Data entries
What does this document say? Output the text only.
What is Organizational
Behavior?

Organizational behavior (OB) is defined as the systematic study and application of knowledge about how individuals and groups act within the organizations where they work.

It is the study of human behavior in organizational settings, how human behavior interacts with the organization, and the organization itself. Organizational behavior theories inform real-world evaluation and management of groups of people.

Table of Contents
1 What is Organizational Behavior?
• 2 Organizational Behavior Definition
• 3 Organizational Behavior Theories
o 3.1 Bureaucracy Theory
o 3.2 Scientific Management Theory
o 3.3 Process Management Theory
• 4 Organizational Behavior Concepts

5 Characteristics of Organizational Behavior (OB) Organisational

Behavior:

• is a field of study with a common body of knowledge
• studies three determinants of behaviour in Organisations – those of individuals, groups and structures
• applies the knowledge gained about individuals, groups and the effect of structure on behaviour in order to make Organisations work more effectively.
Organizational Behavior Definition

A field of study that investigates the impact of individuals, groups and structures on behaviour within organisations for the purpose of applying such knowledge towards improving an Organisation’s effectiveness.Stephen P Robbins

:: TASK TO COMPLETE ::
Show the lines of the material that contain the word "within".

:: RESPONSE TO THE EXERCISE ::
Organizational behavior (OB) is defined as the systematic study and application of knowledge about how individuals and groups act within the organizations where they work.
A field of study that investigates the impact of individuals, groups and structures on behaviour within organisations for the purpose of applying such knowledge towards improving an Organisation’s effectiveness.Stephen P Robbins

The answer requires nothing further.